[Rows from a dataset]
####

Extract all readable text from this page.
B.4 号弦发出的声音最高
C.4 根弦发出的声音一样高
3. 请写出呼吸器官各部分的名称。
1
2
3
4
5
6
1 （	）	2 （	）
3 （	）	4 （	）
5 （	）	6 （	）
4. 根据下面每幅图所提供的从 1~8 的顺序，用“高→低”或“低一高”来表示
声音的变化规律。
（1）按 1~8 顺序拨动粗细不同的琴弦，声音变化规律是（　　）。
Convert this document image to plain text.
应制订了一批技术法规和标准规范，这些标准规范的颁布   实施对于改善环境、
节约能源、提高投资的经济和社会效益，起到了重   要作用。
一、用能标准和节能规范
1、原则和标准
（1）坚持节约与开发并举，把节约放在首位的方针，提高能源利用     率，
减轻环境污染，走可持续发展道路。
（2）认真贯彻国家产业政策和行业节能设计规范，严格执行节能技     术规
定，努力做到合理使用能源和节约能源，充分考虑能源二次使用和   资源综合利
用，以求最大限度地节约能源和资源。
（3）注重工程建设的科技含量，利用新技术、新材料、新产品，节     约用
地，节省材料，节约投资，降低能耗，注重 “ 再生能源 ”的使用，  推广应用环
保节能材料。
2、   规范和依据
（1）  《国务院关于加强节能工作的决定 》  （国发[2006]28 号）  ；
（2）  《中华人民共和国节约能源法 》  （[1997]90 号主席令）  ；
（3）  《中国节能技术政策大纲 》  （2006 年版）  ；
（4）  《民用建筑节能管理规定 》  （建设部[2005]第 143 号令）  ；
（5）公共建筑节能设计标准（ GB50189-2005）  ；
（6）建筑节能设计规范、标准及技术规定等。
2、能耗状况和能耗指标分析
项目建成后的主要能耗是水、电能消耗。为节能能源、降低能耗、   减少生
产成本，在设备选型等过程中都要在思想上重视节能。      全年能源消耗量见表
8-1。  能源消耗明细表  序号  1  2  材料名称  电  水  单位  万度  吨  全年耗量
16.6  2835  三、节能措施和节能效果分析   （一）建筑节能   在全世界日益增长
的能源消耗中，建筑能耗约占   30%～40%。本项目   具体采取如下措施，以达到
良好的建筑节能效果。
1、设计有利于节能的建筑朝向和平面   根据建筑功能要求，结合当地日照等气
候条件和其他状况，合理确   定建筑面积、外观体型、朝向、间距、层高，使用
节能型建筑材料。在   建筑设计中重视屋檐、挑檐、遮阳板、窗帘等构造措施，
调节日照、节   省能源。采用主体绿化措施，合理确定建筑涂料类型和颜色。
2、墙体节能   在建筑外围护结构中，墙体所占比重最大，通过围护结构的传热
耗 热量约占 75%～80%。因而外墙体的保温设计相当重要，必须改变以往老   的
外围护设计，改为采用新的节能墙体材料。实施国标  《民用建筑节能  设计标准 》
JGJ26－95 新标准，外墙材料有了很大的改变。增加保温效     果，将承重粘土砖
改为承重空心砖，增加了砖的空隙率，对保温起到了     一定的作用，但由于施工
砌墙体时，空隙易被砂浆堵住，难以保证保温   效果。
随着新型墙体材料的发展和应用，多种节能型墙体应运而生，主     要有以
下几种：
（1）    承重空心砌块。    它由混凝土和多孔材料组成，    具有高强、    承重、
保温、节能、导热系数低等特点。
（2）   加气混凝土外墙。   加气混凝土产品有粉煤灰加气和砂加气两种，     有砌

####

* [TASK DESCRIPTION]: Among the lines of the material, find those that hold the word "text" and copy them.

* [WRITTEN ANSWER]:
Extract all readable text from this page.
Convert this document image to plain text.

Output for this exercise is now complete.